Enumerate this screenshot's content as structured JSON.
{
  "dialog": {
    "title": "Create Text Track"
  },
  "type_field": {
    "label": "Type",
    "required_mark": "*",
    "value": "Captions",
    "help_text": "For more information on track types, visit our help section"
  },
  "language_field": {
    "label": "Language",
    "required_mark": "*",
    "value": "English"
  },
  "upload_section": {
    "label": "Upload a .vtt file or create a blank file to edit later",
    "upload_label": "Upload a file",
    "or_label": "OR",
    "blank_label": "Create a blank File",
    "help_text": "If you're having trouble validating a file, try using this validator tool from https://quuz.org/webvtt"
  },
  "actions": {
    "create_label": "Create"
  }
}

Problem to solve: Return the entries above exactly as they appear.

Finished exercise:
Enumerate this screenshot's content as structured JSON.
{
  "dialog": {
    "title": "Create Text Track"
  },
  "type_field": {
    "label": "Type",
    "required_mark": "*",
    "value": "Captions",
    "help_text": "For more information on track types, visit our help section"
  },
  "language_field": {
    "label": "Language",
    "required_mark": "*",
    "value": "English"
  },
  "upload_section": {
    "label": "Upload a .vtt file or create a blank file to edit later",
    "upload_label": "Upload a file",
    "or_label": "OR",
    "blank_label": "Create a blank File",
    "help_text": "If you're having trouble validating a file, try using this validator tool from https://quuz.org/webvtt"
  },
  "actions": {
    "create_label": "Create"
  }
}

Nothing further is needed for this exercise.